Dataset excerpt
::::
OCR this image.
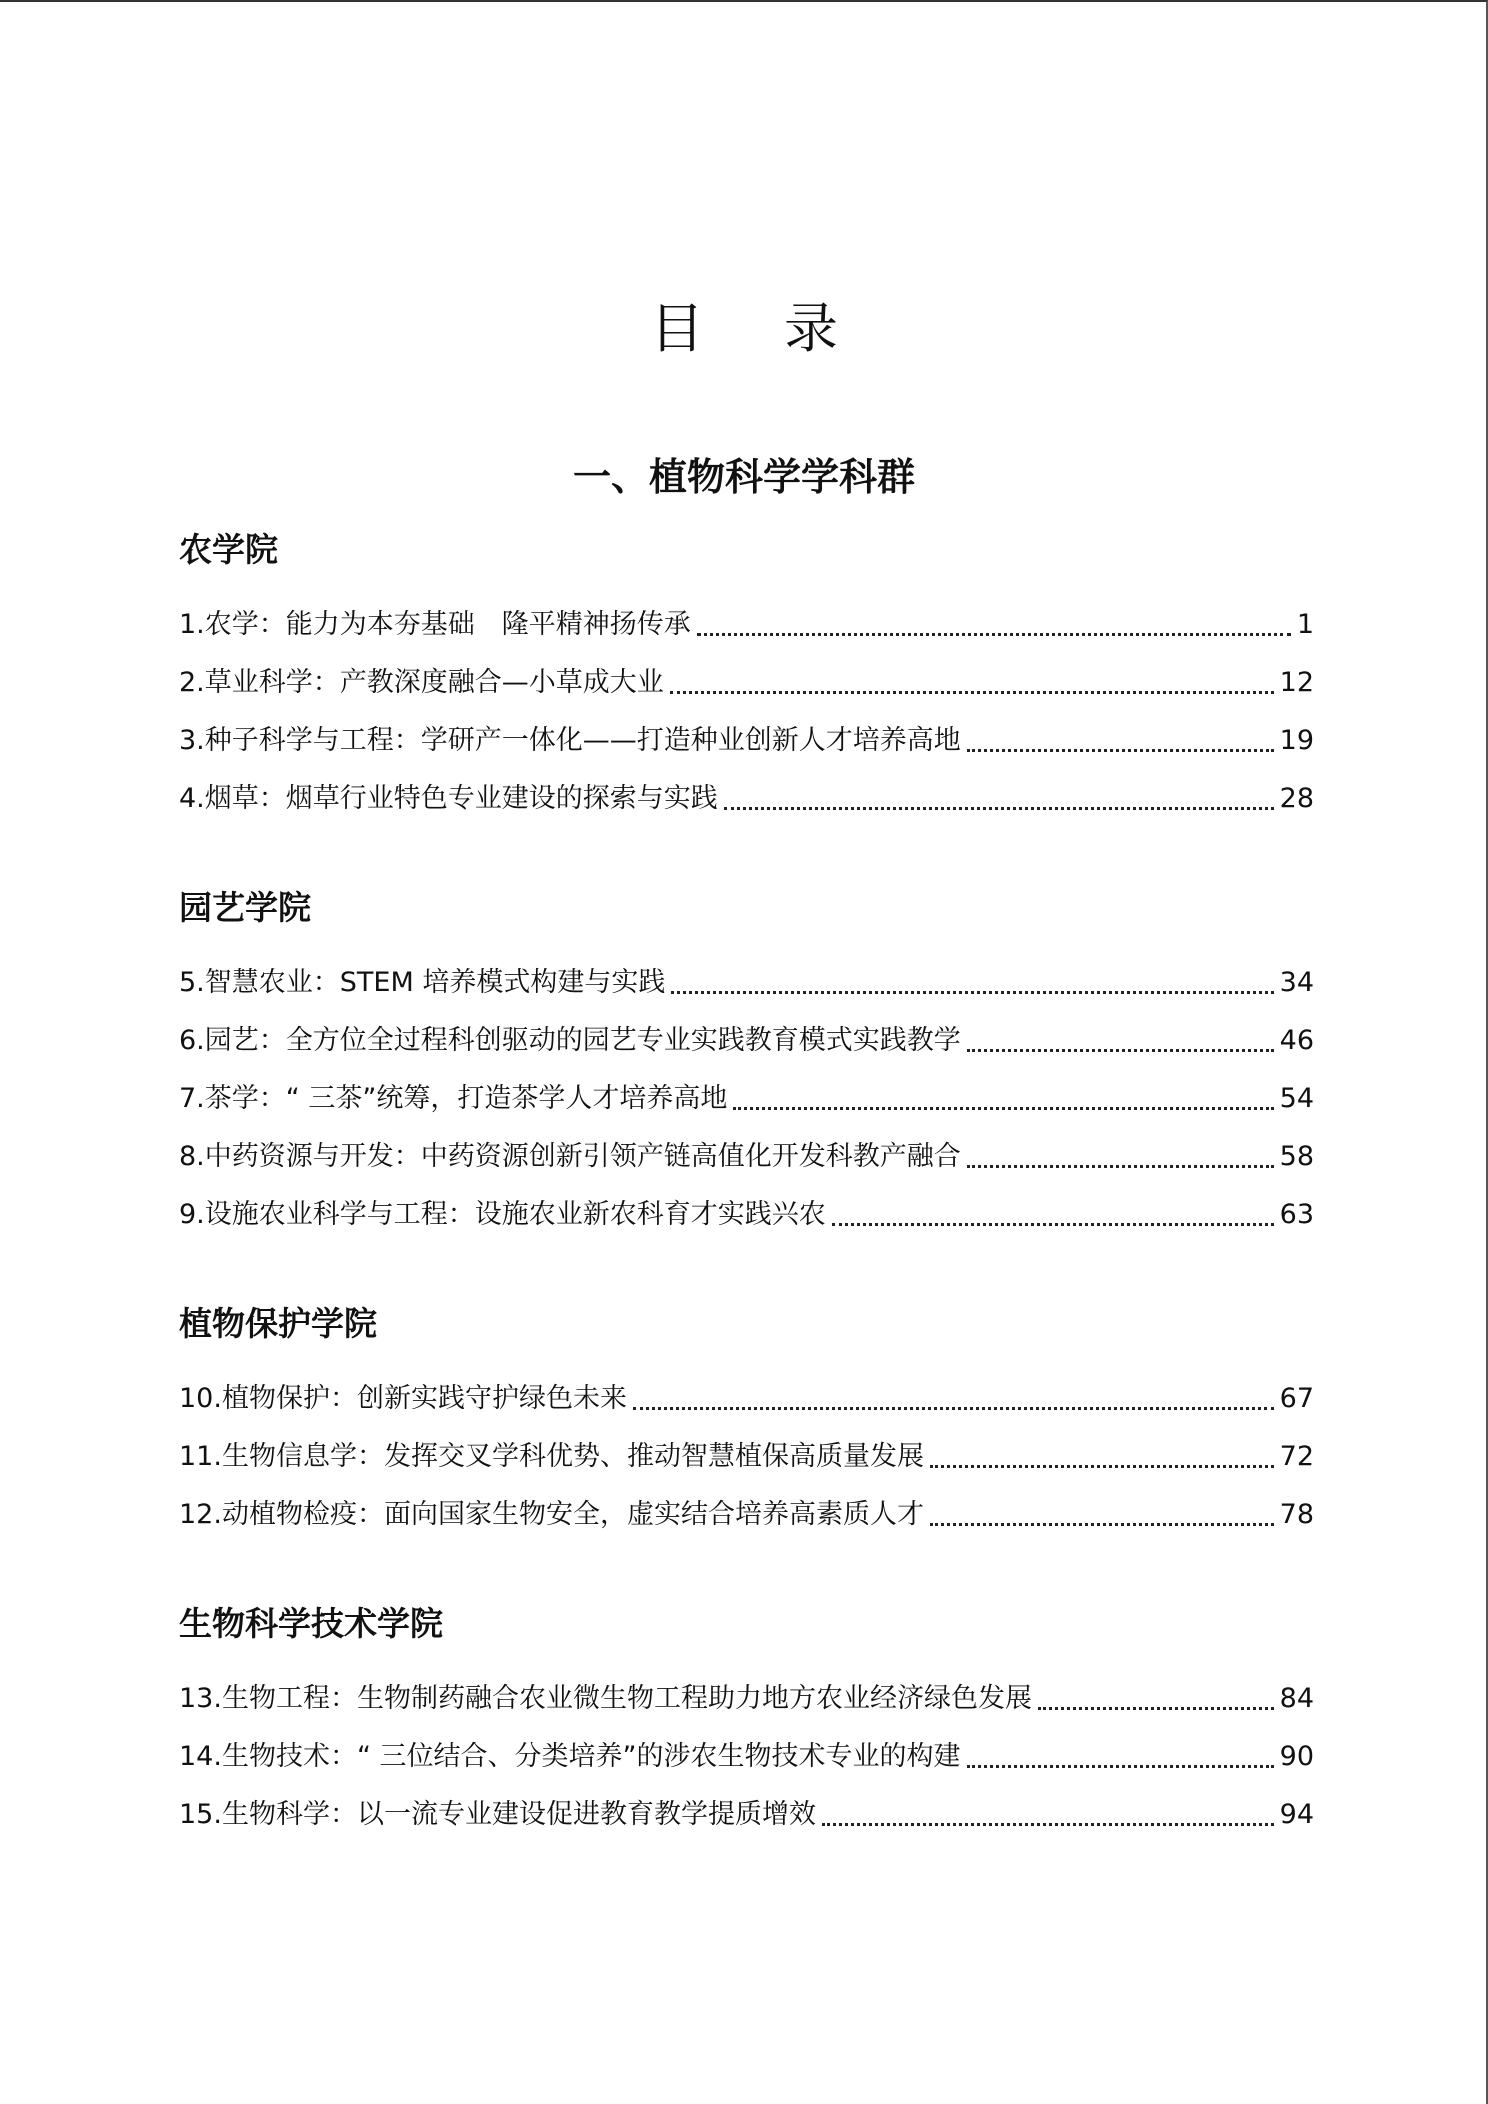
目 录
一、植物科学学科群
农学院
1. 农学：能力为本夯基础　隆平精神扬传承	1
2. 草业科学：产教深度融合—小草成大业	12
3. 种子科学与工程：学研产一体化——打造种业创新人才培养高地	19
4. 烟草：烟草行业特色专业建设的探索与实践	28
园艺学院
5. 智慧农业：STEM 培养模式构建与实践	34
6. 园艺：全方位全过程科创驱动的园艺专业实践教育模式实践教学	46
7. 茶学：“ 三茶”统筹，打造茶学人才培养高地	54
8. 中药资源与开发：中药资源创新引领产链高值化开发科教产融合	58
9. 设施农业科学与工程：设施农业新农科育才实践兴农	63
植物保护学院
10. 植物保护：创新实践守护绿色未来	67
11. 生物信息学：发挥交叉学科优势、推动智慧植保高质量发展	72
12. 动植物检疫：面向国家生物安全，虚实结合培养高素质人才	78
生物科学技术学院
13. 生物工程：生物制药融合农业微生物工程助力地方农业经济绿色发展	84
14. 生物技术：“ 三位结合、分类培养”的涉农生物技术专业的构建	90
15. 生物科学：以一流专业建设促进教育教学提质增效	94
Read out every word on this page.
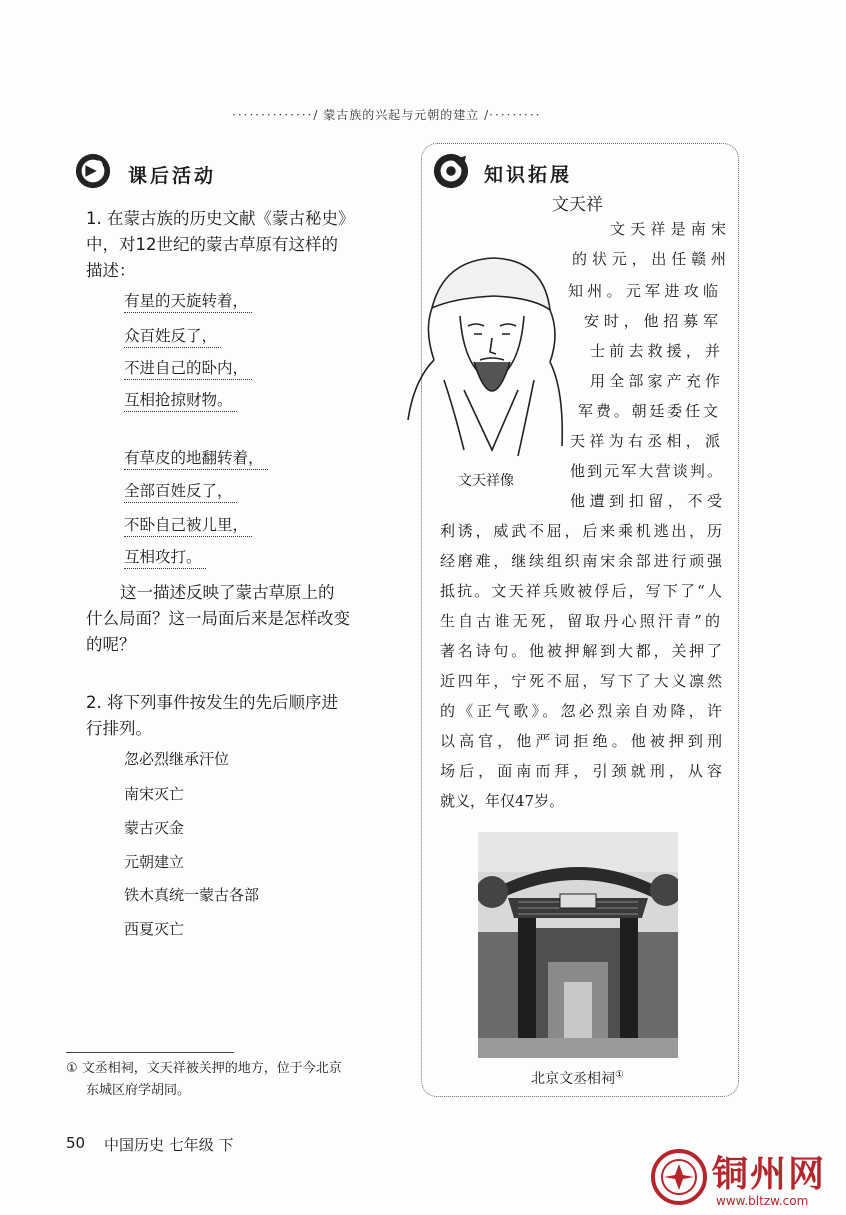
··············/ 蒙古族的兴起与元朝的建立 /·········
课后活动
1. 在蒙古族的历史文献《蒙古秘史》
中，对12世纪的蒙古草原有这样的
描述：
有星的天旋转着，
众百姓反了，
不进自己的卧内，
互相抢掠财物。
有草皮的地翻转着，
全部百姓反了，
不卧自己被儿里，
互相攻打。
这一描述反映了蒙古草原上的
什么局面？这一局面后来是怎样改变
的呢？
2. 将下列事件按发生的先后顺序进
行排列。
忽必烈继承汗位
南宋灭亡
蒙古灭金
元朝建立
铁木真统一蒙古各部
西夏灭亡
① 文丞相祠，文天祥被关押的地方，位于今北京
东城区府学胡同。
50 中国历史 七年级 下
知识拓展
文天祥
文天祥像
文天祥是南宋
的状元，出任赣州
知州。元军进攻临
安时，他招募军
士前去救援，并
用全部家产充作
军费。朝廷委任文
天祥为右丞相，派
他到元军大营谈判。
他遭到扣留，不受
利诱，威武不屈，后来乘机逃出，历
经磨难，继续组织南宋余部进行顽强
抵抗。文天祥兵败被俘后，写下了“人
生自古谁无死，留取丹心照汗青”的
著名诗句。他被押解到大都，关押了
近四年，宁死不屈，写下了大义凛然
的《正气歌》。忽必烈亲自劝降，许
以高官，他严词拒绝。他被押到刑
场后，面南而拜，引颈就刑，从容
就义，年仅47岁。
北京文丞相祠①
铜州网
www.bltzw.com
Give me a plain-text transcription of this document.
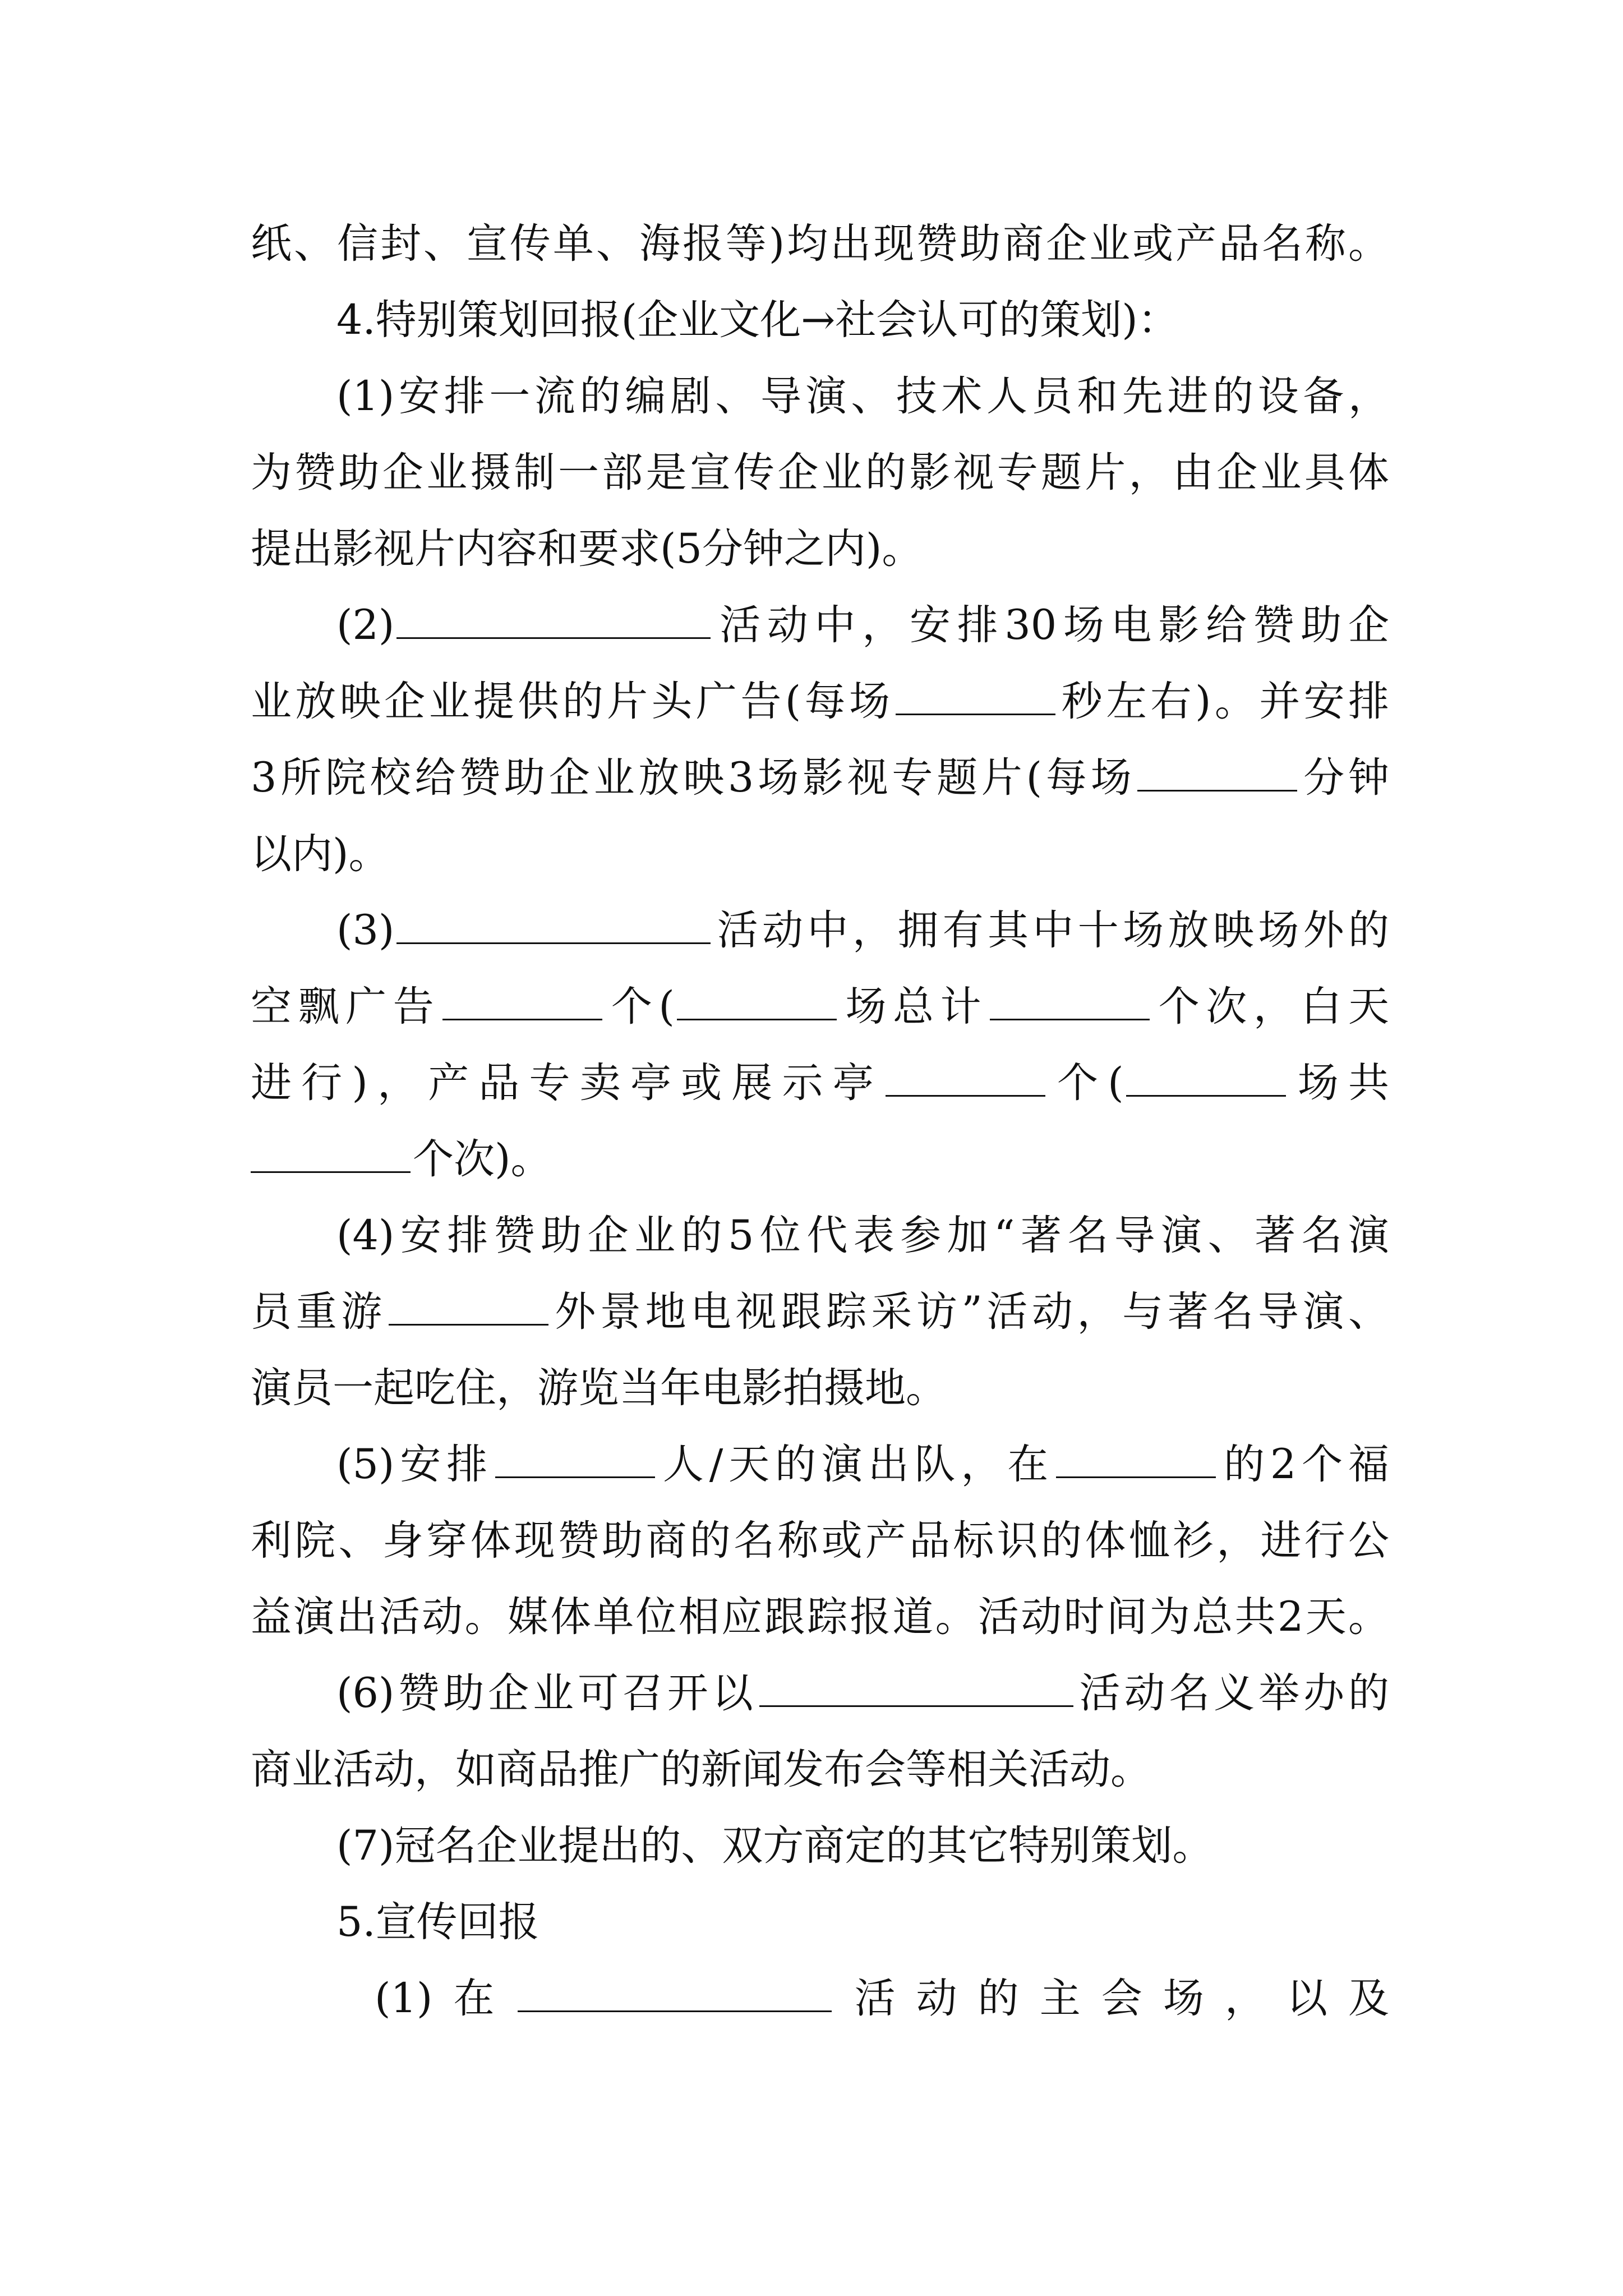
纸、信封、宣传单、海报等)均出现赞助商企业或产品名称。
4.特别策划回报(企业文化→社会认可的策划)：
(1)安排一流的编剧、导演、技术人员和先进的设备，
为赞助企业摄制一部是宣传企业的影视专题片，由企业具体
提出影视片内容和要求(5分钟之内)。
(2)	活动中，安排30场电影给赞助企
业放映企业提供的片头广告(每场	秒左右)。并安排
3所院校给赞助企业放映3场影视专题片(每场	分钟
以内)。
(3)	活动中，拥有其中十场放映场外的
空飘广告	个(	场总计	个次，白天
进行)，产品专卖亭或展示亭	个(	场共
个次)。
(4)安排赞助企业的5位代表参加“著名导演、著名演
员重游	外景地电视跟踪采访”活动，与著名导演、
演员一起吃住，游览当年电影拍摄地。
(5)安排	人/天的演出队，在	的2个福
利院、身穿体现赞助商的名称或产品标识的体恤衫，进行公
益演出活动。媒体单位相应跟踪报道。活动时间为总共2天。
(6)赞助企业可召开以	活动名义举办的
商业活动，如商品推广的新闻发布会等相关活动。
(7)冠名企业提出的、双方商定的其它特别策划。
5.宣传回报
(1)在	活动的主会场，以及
::::
▶ [Exercise task] Above are the entries; count how many of their lines contain the word "this" and give only that number.

▶ [Response to the task] 3